[SUPPLIED ENTRIES]

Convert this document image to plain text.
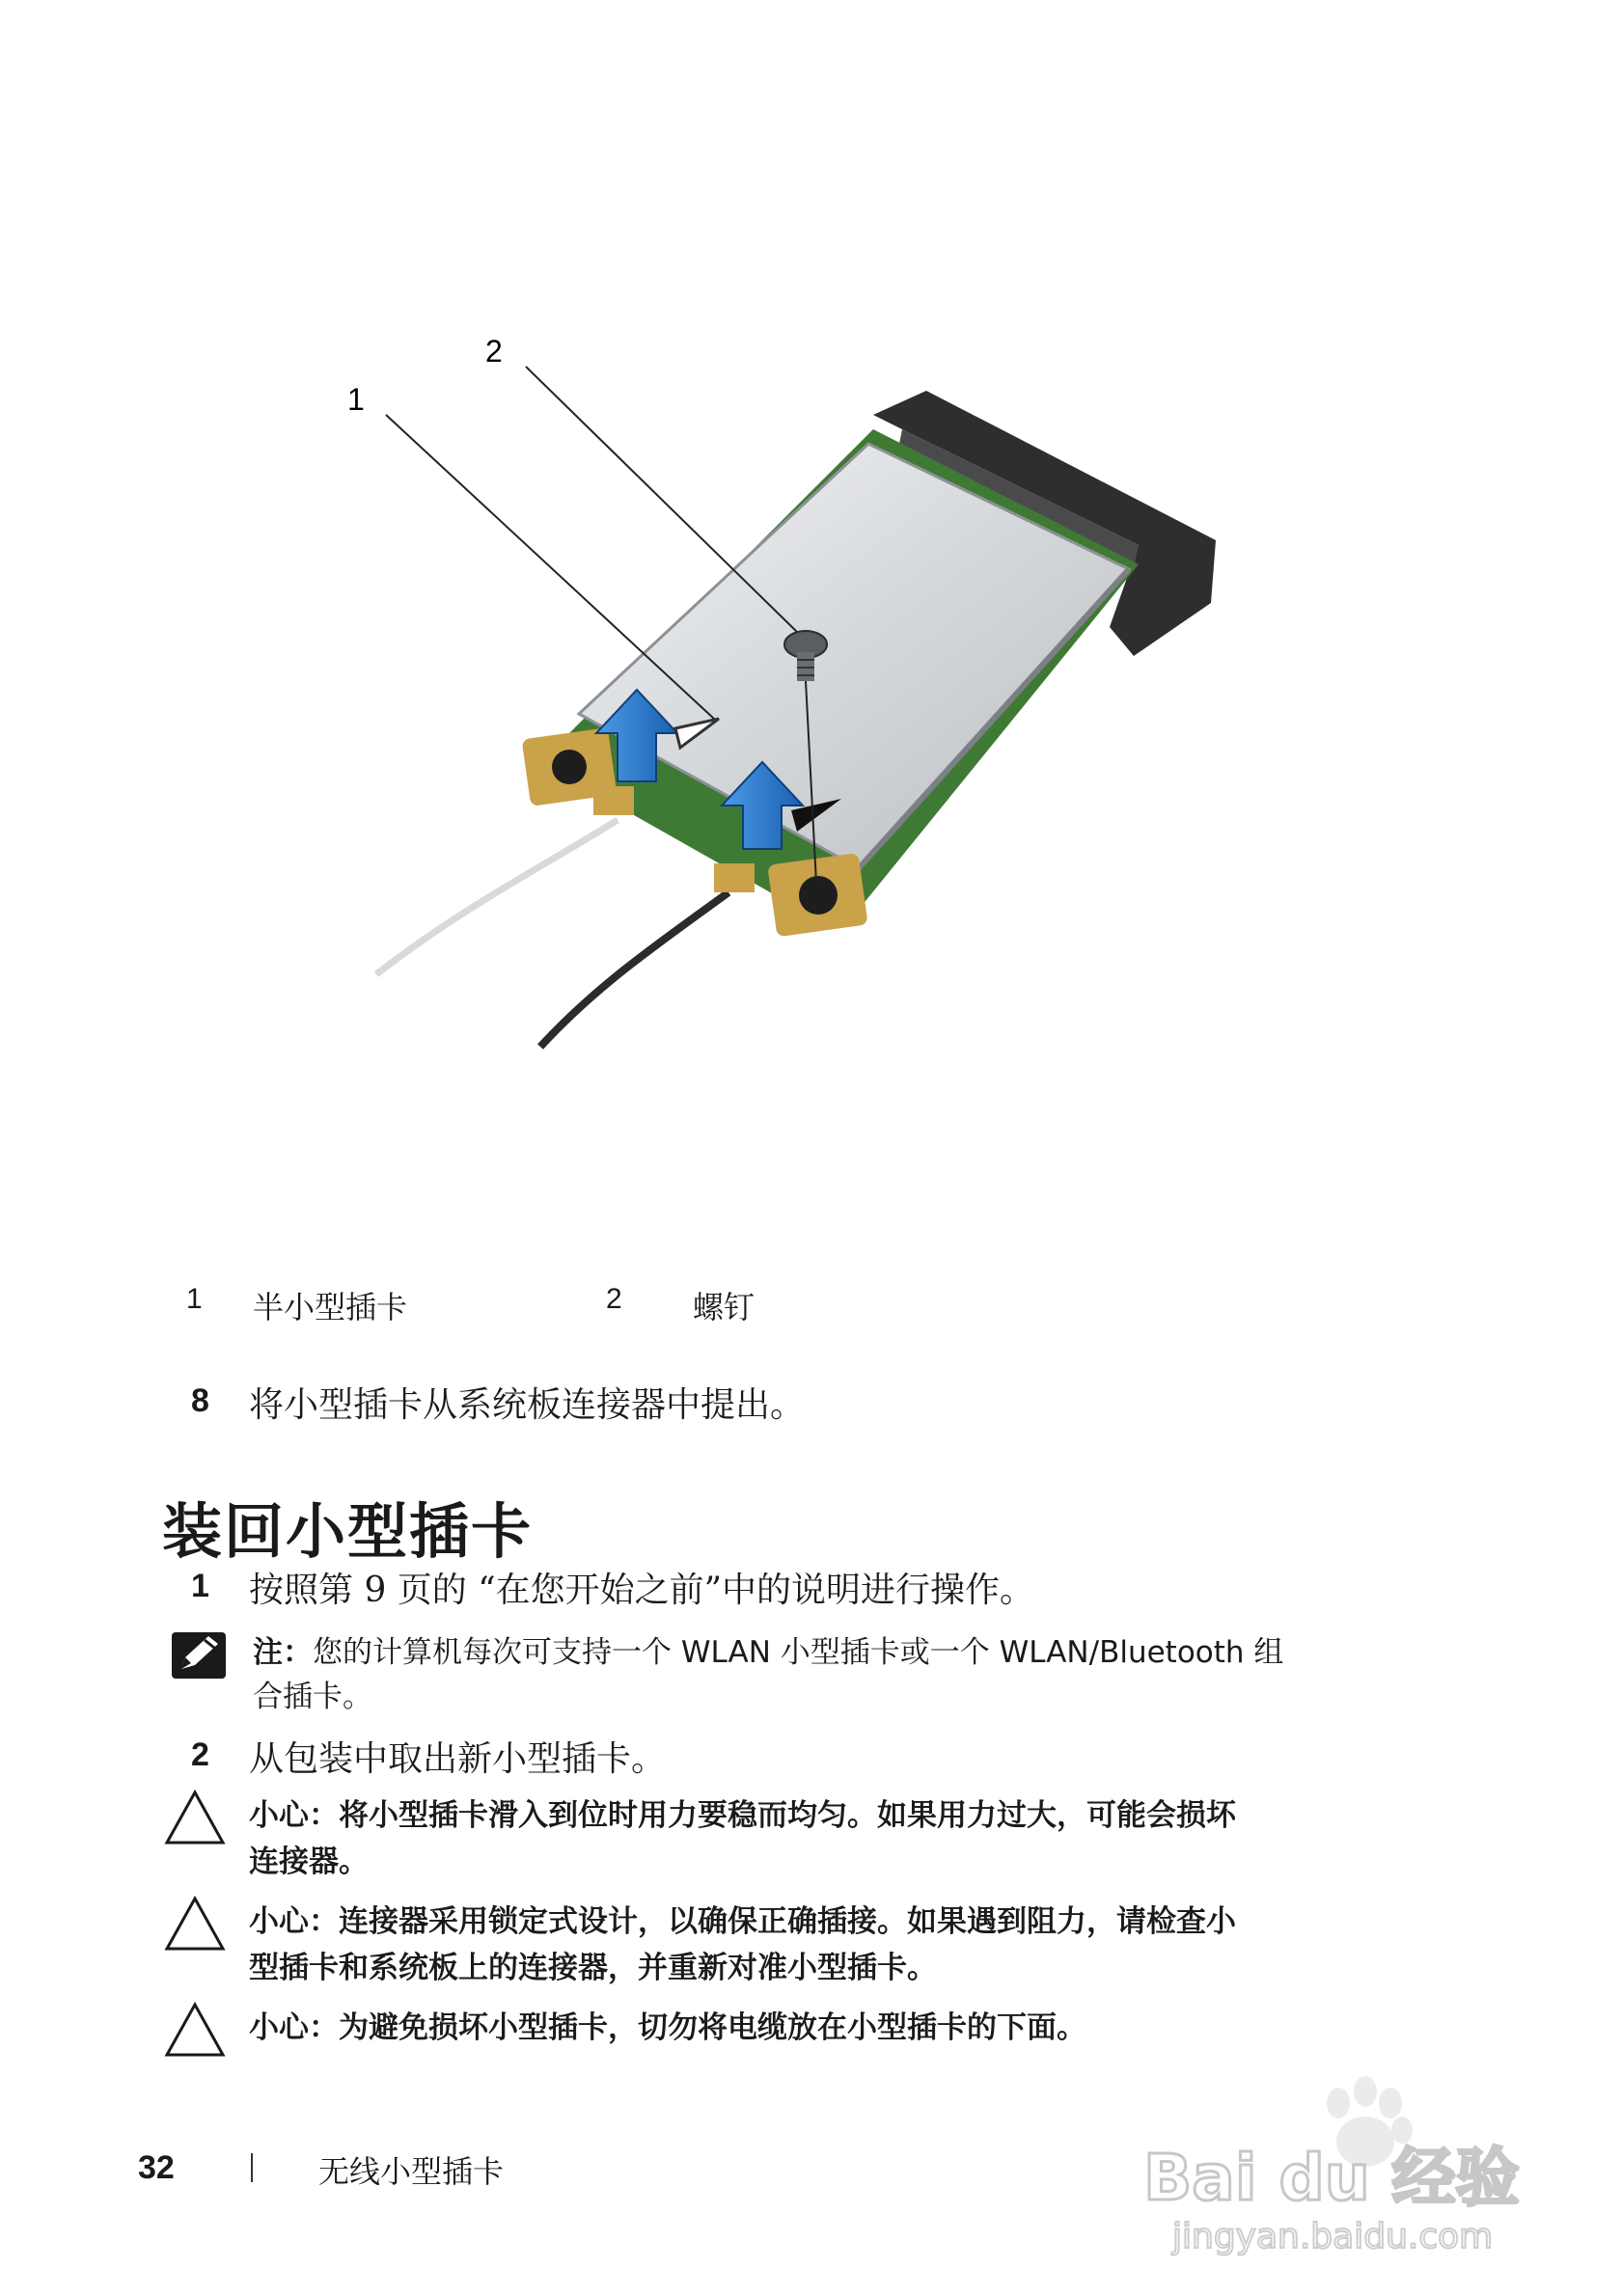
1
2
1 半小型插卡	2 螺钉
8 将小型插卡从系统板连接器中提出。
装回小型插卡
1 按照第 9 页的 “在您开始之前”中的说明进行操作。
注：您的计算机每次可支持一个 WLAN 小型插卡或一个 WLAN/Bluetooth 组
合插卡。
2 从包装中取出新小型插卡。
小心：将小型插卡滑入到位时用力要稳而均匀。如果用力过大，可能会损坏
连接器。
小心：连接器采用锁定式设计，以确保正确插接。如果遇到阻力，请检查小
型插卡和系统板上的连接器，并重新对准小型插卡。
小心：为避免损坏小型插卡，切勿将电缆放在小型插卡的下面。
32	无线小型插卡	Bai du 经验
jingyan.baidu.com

[WORK TO COMPLETE] Pictures in the records above are left out; print everything else exactly as written.

[RESPONSE TO THIS EXERCISE]
Convert this document image to plain text.
1
2
1 半小型插卡	2 螺钉
8 将小型插卡从系统板连接器中提出。
装回小型插卡
1 按照第 9 页的 “在您开始之前”中的说明进行操作。
注：您的计算机每次可支持一个 WLAN 小型插卡或一个 WLAN/Bluetooth 组
合插卡。
2 从包装中取出新小型插卡。
小心：将小型插卡滑入到位时用力要稳而均匀。如果用力过大，可能会损坏
连接器。
小心：连接器采用锁定式设计，以确保正确插接。如果遇到阻力，请检查小
型插卡和系统板上的连接器，并重新对准小型插卡。
小心：为避免损坏小型插卡，切勿将电缆放在小型插卡的下面。
32	无线小型插卡	Bai du 经验
jingyan.baidu.com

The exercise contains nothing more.